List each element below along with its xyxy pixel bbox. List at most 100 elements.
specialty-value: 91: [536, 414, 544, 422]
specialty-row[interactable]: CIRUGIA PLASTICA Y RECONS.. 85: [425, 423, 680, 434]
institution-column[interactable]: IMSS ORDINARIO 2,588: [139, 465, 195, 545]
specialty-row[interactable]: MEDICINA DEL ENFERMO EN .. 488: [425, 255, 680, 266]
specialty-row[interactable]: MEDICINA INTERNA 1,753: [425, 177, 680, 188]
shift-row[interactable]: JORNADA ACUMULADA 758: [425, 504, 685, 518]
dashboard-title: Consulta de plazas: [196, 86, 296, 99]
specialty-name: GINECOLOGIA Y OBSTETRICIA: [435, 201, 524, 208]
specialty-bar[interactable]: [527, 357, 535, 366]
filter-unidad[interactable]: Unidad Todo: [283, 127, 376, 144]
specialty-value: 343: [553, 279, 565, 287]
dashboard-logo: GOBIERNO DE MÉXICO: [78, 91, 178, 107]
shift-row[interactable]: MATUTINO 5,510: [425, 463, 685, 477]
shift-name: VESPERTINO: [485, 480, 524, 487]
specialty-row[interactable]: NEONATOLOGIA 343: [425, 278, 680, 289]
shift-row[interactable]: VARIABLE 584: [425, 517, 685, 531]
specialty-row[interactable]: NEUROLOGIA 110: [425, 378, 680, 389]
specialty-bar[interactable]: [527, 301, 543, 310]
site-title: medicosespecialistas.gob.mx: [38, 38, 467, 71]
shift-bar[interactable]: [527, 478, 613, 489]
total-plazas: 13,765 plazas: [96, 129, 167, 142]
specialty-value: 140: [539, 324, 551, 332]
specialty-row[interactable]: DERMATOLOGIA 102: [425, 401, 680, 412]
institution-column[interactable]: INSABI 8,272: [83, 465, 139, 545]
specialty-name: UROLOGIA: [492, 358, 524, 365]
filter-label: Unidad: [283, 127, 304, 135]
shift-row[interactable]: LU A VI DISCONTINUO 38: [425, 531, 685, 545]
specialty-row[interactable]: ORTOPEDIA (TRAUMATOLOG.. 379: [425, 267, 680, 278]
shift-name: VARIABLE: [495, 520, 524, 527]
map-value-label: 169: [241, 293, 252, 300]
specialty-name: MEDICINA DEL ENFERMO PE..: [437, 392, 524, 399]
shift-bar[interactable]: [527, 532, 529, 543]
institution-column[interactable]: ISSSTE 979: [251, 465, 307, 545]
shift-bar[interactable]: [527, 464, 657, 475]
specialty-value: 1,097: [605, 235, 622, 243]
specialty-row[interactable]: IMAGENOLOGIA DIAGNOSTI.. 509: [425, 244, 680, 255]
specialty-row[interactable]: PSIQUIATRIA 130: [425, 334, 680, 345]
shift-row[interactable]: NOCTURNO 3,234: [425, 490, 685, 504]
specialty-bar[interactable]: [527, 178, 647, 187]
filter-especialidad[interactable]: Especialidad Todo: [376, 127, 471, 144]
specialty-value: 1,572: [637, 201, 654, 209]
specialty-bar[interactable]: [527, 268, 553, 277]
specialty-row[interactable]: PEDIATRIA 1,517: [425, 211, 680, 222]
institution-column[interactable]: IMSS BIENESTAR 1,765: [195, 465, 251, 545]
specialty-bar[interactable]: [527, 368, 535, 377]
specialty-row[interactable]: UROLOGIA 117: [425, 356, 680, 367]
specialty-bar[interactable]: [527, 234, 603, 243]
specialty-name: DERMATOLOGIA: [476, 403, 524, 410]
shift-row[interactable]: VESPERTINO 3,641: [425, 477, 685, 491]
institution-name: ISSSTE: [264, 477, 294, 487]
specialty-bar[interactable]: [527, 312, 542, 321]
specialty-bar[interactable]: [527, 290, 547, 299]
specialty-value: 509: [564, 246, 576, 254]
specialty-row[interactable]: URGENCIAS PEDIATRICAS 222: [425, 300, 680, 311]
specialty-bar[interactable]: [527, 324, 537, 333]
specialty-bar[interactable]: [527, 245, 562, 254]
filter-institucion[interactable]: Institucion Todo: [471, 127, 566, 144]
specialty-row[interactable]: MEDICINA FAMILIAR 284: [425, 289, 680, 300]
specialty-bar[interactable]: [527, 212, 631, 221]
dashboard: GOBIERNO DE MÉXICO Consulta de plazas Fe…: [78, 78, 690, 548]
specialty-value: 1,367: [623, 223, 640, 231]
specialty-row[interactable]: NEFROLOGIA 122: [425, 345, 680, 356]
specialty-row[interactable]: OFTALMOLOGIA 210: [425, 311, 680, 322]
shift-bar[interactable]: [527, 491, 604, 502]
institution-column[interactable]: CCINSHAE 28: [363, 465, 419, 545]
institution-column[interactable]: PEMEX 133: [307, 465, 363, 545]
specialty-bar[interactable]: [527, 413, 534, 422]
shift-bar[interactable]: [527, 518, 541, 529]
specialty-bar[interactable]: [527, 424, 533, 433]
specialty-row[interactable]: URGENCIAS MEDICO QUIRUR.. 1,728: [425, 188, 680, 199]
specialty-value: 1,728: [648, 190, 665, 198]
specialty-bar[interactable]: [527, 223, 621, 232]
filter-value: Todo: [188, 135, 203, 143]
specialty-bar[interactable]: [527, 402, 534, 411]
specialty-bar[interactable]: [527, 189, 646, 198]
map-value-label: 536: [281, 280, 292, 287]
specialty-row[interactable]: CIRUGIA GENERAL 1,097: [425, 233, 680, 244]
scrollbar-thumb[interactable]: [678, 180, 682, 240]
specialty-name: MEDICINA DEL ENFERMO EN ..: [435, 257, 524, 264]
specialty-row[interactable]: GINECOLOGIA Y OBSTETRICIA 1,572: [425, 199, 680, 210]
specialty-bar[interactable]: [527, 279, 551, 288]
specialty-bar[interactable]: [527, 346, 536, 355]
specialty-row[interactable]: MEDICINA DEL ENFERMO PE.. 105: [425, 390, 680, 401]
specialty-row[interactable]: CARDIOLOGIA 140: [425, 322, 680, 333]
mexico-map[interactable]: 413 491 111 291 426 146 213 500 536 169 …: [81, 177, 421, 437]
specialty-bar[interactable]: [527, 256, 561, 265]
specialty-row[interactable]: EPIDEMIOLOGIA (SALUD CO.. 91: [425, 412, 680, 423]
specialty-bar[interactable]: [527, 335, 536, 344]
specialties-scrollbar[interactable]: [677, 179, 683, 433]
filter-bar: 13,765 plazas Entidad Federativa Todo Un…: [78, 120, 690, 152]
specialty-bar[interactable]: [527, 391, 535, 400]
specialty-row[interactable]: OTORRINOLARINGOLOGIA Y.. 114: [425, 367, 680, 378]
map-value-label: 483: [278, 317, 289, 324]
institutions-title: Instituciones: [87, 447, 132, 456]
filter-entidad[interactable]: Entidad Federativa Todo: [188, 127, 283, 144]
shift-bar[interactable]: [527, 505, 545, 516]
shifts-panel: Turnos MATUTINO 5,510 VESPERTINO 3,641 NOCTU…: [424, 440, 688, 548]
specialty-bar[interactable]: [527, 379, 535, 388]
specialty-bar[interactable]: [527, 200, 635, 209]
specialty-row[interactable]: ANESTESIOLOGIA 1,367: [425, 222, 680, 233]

+===+

YOUR TASK
Rewrite the listing as a numbered list of its lines, omitting any blank lines.

ANSWER BELOW
1. List each element below along with its xyxy pixel bbox. List at most 100 elements.
2. specialty-value: 91: [536, 414, 544, 422]
3. specialty-row[interactable]: CIRUGIA PLASTICA Y RECONS.. 85: [425, 423, 680, 434]
4. institution-column[interactable]: IMSS ORDINARIO 2,588: [139, 465, 195, 545]
5. specialty-row[interactable]: MEDICINA DEL ENFERMO EN .. 488: [425, 255, 680, 266]
6. specialty-row[interactable]: MEDICINA INTERNA 1,753: [425, 177, 680, 188]
7. shift-row[interactable]: JORNADA ACUMULADA 758: [425, 504, 685, 518]
8. dashboard-title: Consulta de plazas: [196, 86, 296, 99]
9. specialty-name: GINECOLOGIA Y OBSTETRICIA: [435, 201, 524, 208]
10. specialty-bar[interactable]: [527, 357, 535, 366]
11. filter-unidad[interactable]: Unidad Todo: [283, 127, 376, 144]
12. specialty-value: 343: [553, 279, 565, 287]
13. dashboard-logo: GOBIERNO DE MÉXICO: [78, 91, 178, 107]
14. shift-row[interactable]: MATUTINO 5,510: [425, 463, 685, 477]
15. shift-name: VESPERTINO: [485, 480, 524, 487]
16. specialty-row[interactable]: NEONATOLOGIA 343: [425, 278, 680, 289]
17. shift-row[interactable]: VARIABLE 584: [425, 517, 685, 531]
18. specialty-row[interactable]: NEUROLOGIA 110: [425, 378, 680, 389]
19. specialty-bar[interactable]: [527, 301, 543, 310]
20. site-title: medicosespecialistas.gob.mx: [38, 38, 467, 71]
21. shift-bar[interactable]: [527, 478, 613, 489]
22. total-plazas: 13,765 plazas: [96, 129, 167, 142]
23. specialty-value: 140: [539, 324, 551, 332]
24. specialty-row[interactable]: DERMATOLOGIA 102: [425, 401, 680, 412]
25. institution-column[interactable]: INSABI 8,272: [83, 465, 139, 545]
26. specialty-name: UROLOGIA: [492, 358, 524, 365]
27. filter-label: Unidad: [283, 127, 304, 135]
28. shift-row[interactable]: LU A VI DISCONTINUO 38: [425, 531, 685, 545]
29. specialty-row[interactable]: ORTOPEDIA (TRAUMATOLOG.. 379: [425, 267, 680, 278]
30. shift-name: VARIABLE: [495, 520, 524, 527]
31. map-value-label: 169: [241, 293, 252, 300]
32. specialty-name: MEDICINA DEL ENFERMO PE..: [437, 392, 524, 399]
33. shift-bar[interactable]: [527, 532, 529, 543]
34. institution-column[interactable]: ISSSTE 979: [251, 465, 307, 545]
35. shift-bar[interactable]: [527, 464, 657, 475]
36. specialty-value: 1,097: [605, 235, 622, 243]
37. specialty-row[interactable]: IMAGENOLOGIA DIAGNOSTI.. 509: [425, 244, 680, 255]
38. specialty-row[interactable]: PSIQUIATRIA 130: [425, 334, 680, 345]
39. shift-row[interactable]: NOCTURNO 3,234: [425, 490, 685, 504]
40. specialty-bar[interactable]: [527, 178, 647, 187]
41. filter-especialidad[interactable]: Especialidad Todo: [376, 127, 471, 144]
42. specialty-value: 1,572: [637, 201, 654, 209]
43. specialty-bar[interactable]: [527, 268, 553, 277]
44. specialty-row[interactable]: PEDIATRIA 1,517: [425, 211, 680, 222]
45. institution-column[interactable]: IMSS BIENESTAR 1,765: [195, 465, 251, 545]
46. specialty-bar[interactable]: [527, 368, 535, 377]
47. specialty-row[interactable]: UROLOGIA 117: [425, 356, 680, 367]
48. specialty-bar[interactable]: [527, 234, 603, 243]
49. specialty-name: DERMATOLOGIA: [476, 403, 524, 410]
50. shift-row[interactable]: VESPERTINO 3,641: [425, 477, 685, 491]
51. institution-name: ISSSTE: [264, 477, 294, 487]
52. specialty-bar[interactable]: [527, 312, 542, 321]
53. specialty-bar[interactable]: [527, 290, 547, 299]
54. specialty-value: 509: [564, 246, 576, 254]
55. specialty-row[interactable]: URGENCIAS PEDIATRICAS 222: [425, 300, 680, 311]
56. specialty-bar[interactable]: [527, 324, 537, 333]
57. specialty-bar[interactable]: [527, 245, 562, 254]
58. filter-institucion[interactable]: Institucion Todo: [471, 127, 566, 144]
59. specialty-row[interactable]: MEDICINA FAMILIAR 284: [425, 289, 680, 300]
60. specialty-bar[interactable]: [527, 212, 631, 221]
61. dashboard: GOBIERNO DE MÉXICO Consulta de plazas Fe…: [78, 78, 690, 548]
62. specialty-value: 1,367: [623, 223, 640, 231]
63. specialty-row[interactable]: NEFROLOGIA 122: [425, 345, 680, 356]
64. specialty-row[interactable]: OFTALMOLOGIA 210: [425, 311, 680, 322]
65. shift-bar[interactable]: [527, 491, 604, 502]
66. institution-column[interactable]: CCINSHAE 28: [363, 465, 419, 545]
67. institution-column[interactable]: PEMEX 133: [307, 465, 363, 545]
68. specialty-bar[interactable]: [527, 413, 534, 422]
69. shift-bar[interactable]: [527, 518, 541, 529]
70. specialty-bar[interactable]: [527, 424, 533, 433]
71. specialty-row[interactable]: URGENCIAS MEDICO QUIRUR.. 1,728: [425, 188, 680, 199]
72. specialty-value: 1,728: [648, 190, 665, 198]
73. specialty-bar[interactable]: [527, 223, 621, 232]
74. filter-value: Todo: [188, 135, 203, 143]
75. specialty-bar[interactable]: [527, 402, 534, 411]
76. specialty-bar[interactable]: [527, 189, 646, 198]
77. map-value-label: 536: [281, 280, 292, 287]
78. specialty-row[interactable]: CIRUGIA GENERAL 1,097: [425, 233, 680, 244]
79. scrollbar-thumb[interactable]: [678, 180, 682, 240]
80. specialty-name: MEDICINA DEL ENFERMO EN ..: [435, 257, 524, 264]
81. specialty-row[interactable]: GINECOLOGIA Y OBSTETRICIA 1,572: [425, 199, 680, 210]
82. specialty-bar[interactable]: [527, 279, 551, 288]
83. specialty-bar[interactable]: [527, 346, 536, 355]
84. specialty-row[interactable]: MEDICINA DEL ENFERMO PE.. 105: [425, 390, 680, 401]
85. specialty-row[interactable]: CARDIOLOGIA 140: [425, 322, 680, 333]
86. mexico-map[interactable]: 413 491 111 291 426 146 213 500 536 169 …: [81, 177, 421, 437]
87. specialty-bar[interactable]: [527, 256, 561, 265]
88. specialty-row[interactable]: EPIDEMIOLOGIA (SALUD CO.. 91: [425, 412, 680, 423]
89. specialty-bar[interactable]: [527, 335, 536, 344]
90. specialties-scrollbar[interactable]: [677, 179, 683, 433]
91. filter-bar: 13,765 plazas Entidad Federativa Todo Un…: [78, 120, 690, 152]
92. specialty-bar[interactable]: [527, 391, 535, 400]
93. specialty-row[interactable]: OTORRINOLARINGOLOGIA Y.. 114: [425, 367, 680, 378]
94. map-value-label: 483: [278, 317, 289, 324]
95. institutions-title: Instituciones: [87, 447, 132, 456]
96. filter-entidad[interactable]: Entidad Federativa Todo: [188, 127, 283, 144]
97. shift-bar[interactable]: [527, 505, 545, 516]
98. shifts-panel: Turnos MATUTINO 5,510 VESPERTINO 3,641 NOCTU…: [424, 440, 688, 548]
99. specialty-bar[interactable]: [527, 379, 535, 388]
100. specialty-bar[interactable]: [527, 200, 635, 209]
101. specialty-row[interactable]: ANESTESIOLOGIA 1,367: [425, 222, 680, 233]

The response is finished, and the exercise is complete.